This Software Won't Let You Look Away

The creepiest educational technology yet

Updated, 3:45pm.

It's hard to imagine a creepier educational technology than "FocusAssist," a new feature announced by online training company Mindflash last week. Designed to be used in corporate training courses on iPad, FocusAssist, according to Businessweek:

uses the tablet's camera to track a user's eye movements. When it senses that you've been looking away for more than a few seconds (because you were sending e-mails, or just fell asleep), it pauses the course, forcing you to pay attention--or at least look like you are--in order to complete it.

Yeesh. FocusAssist forces users to pay attention to Mindflash's videos.

Even Mindflash's announcement of the feature sounds icky:

The capability, dubbed FocusAssist, monitors trainee attention and pauses a training course in the Mindflash application when trainees look away. Organizations concerned about trainee distraction and compliance during self-paced remote training can now have greater confidence that critical information is being reviewed and understood.

I was immediately creeped out by this. FocusAssist forces people to perform a very specific action with their eyeballs, on behalf of "remote organizations," so that they may learn what the organization wants them to learn. Forcing a human's attention through algorithmic surveillance: It's the stuff of A Clockwork Orange. (And BusinessWeek uses the famous eyeballs-forced-open shot to illustrate its story.)

But maybe everything just sounds creepier when you talk about it in corporatese. Is FocusAssist as insidious as it sounds?

I tried getting in touch with Mindflash by phone, email and Twitter, to no avail*. But in its marketing, the company touts the effectiveness of FocusAssist at hospitals, clinics, and other healthcare facilities. Medical workers have to keep up with a huge body of regulation, and right now that's mostly done through online corporate training. So, according to Mindflash's press release, a worker "on breaks [or] in between patient visits" can pick up an iPad, begin a training course that covers recent regulation, and then -- when they're called away or asked a question -- they can set the iPad down or just look away from it and the course will automatically pause.

This technology already exists, too, beyond corporate training. The marketers behind Samsung's Galaxy S4 devoted an entire television ad to its "smart pause" feature, which pauses the video you're watching on your phone when you look away:

The Galaxy S4 knows to pause the video you're watching when you fall asleep: the same sort of technology MindFlash uses, made friendly for, say, new dads.

## Dataset records
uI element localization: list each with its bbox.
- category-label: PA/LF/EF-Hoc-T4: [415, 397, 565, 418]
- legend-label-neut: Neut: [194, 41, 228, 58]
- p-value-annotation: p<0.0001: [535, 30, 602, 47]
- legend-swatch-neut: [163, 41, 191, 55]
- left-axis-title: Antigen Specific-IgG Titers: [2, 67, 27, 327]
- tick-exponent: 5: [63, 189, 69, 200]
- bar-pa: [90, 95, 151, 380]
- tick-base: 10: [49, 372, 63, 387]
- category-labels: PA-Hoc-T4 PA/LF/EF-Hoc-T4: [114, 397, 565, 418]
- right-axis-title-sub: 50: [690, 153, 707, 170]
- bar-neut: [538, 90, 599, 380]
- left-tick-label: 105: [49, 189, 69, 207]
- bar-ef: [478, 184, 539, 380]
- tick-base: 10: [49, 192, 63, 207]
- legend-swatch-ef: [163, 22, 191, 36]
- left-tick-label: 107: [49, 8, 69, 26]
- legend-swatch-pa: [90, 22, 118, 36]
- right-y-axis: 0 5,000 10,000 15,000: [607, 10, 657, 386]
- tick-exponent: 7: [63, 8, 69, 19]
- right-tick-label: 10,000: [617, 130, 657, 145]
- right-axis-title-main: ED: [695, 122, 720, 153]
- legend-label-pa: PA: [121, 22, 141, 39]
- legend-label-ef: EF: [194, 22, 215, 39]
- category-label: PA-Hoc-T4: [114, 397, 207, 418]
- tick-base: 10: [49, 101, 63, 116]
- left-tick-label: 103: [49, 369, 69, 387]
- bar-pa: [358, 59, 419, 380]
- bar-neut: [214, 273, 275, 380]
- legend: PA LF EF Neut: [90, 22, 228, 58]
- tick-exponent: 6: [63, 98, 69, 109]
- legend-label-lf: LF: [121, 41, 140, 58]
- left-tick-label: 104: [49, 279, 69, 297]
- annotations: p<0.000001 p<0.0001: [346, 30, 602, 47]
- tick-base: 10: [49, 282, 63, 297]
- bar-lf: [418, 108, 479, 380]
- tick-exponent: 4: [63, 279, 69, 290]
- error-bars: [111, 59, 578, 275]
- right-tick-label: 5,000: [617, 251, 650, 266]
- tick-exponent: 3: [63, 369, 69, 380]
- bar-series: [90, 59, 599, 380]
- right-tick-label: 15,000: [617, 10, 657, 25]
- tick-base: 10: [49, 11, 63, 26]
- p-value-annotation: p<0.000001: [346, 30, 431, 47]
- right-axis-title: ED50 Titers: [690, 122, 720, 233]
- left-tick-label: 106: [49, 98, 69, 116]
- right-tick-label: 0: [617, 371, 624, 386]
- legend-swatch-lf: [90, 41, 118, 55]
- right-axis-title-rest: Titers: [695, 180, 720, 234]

## Work task A
Can you rewrite the passage of the FocusAssist article starting at "Even Mindflash's announcement" and ending at "reviewed and understood.", with "Organizations" replaced by "Employers"?
## Work task B
How would this sentence from the FocusAssist article read in Spanish: "Medical workers have to keep up with a huge body of regulation, and right now that's mostly done through online corporate training."

## Final answer A
Even Mindflash's announcement of the feature sounds icky:

The capability, dubbed FocusAssist, monitors trainee attention and pauses a training course in the Mindflash application when trainees look away. Employers concerned about trainee distraction and compliance during self-paced remote training can now have greater confidence that critical information is being reviewed and understood.

## Final answer B
Los trabajadores médicos tienen que mantenerse al día con un enorme conjunto de normativas, y en este momento eso se hace principalmente mediante la capacitación corporativa en línea.